◆ **Records provided**:
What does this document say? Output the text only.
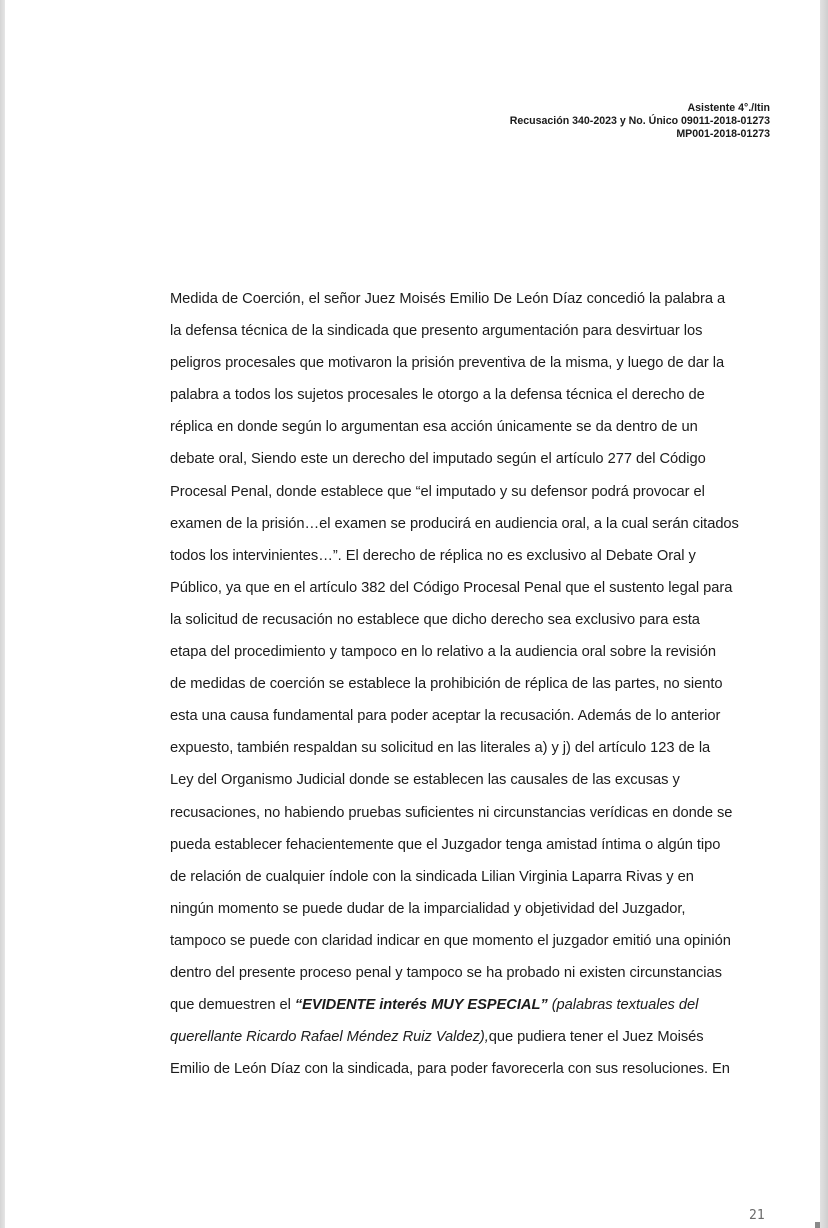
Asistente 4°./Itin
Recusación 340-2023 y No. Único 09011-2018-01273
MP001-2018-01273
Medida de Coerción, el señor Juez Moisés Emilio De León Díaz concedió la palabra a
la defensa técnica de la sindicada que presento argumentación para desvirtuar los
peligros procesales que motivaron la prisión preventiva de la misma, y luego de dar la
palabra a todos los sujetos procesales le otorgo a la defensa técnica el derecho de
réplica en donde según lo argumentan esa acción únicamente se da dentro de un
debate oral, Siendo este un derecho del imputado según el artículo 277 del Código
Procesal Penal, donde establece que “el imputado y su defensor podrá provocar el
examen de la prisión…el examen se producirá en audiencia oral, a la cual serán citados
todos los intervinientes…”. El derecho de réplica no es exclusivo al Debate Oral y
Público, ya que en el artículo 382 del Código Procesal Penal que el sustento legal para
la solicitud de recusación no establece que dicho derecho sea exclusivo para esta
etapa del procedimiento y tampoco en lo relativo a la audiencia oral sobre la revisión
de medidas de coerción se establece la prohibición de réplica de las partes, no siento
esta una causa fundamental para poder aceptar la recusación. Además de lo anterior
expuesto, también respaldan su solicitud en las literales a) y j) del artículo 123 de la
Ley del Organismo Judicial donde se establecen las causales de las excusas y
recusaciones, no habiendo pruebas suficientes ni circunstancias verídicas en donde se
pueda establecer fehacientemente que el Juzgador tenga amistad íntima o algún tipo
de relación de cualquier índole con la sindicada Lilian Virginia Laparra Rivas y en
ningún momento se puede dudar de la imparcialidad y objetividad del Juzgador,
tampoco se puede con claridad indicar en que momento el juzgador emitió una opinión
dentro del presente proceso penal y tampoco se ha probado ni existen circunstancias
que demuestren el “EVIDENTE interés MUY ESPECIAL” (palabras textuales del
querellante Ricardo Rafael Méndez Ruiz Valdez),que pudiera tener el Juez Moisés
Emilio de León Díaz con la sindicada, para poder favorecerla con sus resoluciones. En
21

◆ **Goal**:
Where a line above includes "Emilio", copy that line.

◆ **Reply**:
Medida de Coerción, el señor Juez Moisés Emilio De León Díaz concedió la palabra a
Emilio de León Díaz con la sindicada, para poder favorecerla con sus resoluciones. En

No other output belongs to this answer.